(Items from a dataset)
---+---
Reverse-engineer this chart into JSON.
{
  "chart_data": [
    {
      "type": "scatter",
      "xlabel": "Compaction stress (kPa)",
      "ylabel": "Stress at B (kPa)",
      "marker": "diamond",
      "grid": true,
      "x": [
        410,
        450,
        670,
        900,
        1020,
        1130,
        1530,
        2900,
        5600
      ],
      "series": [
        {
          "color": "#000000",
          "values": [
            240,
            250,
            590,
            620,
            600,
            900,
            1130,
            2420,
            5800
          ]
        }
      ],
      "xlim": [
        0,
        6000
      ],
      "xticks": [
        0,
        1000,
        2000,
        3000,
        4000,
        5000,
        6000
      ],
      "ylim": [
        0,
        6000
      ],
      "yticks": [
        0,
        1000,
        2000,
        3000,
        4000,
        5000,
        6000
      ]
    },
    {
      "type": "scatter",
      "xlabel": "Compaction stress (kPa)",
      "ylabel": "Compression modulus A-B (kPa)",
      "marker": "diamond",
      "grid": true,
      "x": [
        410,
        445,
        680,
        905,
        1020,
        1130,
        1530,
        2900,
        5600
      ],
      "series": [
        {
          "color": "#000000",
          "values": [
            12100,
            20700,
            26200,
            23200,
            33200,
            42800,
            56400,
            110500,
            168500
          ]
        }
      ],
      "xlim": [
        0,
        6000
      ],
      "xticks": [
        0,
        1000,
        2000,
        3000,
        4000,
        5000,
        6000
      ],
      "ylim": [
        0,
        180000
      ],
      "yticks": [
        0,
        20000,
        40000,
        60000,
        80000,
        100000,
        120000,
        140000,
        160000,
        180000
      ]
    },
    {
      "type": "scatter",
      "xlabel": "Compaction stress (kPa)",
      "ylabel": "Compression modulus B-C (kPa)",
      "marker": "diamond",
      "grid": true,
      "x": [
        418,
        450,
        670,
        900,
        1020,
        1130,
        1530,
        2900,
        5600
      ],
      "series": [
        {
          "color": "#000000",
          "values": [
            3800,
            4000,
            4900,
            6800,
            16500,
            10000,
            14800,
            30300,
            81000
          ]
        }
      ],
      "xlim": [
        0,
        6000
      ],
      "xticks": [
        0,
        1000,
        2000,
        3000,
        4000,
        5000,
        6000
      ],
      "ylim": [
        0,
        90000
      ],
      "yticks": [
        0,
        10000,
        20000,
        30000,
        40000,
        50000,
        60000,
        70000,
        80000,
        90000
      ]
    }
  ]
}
---+---
_What the exercise asks_. Extract the full listing and reproduce each line exactly.

_Response for this exercise_.
Reverse-engineer this chart into JSON.
{
  "chart_data": [
    {
      "type": "scatter",
      "xlabel": "Compaction stress (kPa)",
      "ylabel": "Stress at B (kPa)",
      "marker": "diamond",
      "grid": true,
      "x": [
        410,
        450,
        670,
        900,
        1020,
        1130,
        1530,
        2900,
        5600
      ],
      "series": [
        {
          "color": "#000000",
          "values": [
            240,
            250,
            590,
            620,
            600,
            900,
            1130,
            2420,
            5800
          ]
        }
      ],
      "xlim": [
        0,
        6000
      ],
      "xticks": [
        0,
        1000,
        2000,
        3000,
        4000,
        5000,
        6000
      ],
      "ylim": [
        0,
        6000
      ],
      "yticks": [
        0,
        1000,
        2000,
        3000,
        4000,
        5000,
        6000
      ]
    },
    {
      "type": "scatter",
      "xlabel": "Compaction stress (kPa)",
      "ylabel": "Compression modulus A-B (kPa)",
      "marker": "diamond",
      "grid": true,
      "x": [
        410,
        445,
        680,
        905,
        1020,
        1130,
        1530,
        2900,
        5600
      ],
      "series": [
        {
          "color": "#000000",
          "values": [
            12100,
            20700,
            26200,
            23200,
            33200,
            42800,
            56400,
            110500,
            168500
          ]
        }
      ],
      "xlim": [
        0,
        6000
      ],
      "xticks": [
        0,
        1000,
        2000,
        3000,
        4000,
        5000,
        6000
      ],
      "ylim": [
        0,
        180000
      ],
      "yticks": [
        0,
        20000,
        40000,
        60000,
        80000,
        100000,
        120000,
        140000,
        160000,
        180000
      ]
    },
    {
      "type": "scatter",
      "xlabel": "Compaction stress (kPa)",
      "ylabel": "Compression modulus B-C (kPa)",
      "marker": "diamond",
      "grid": true,
      "x": [
        418,
        450,
        670,
        900,
        1020,
        1130,
        1530,
        2900,
        5600
      ],
      "series": [
        {
          "color": "#000000",
          "values": [
            3800,
            4000,
            4900,
            6800,
            16500,
            10000,
            14800,
            30300,
            81000
          ]
        }
      ],
      "xlim": [
        0,
        6000
      ],
      "xticks": [
        0,
        1000,
        2000,
        3000,
        4000,
        5000,
        6000
      ],
      "ylim": [
        0,
        90000
      ],
      "yticks": [
        0,
        10000,
        20000,
        30000,
        40000,
        50000,
        60000,
        70000,
        80000,
        90000
      ]
    }
  ]
}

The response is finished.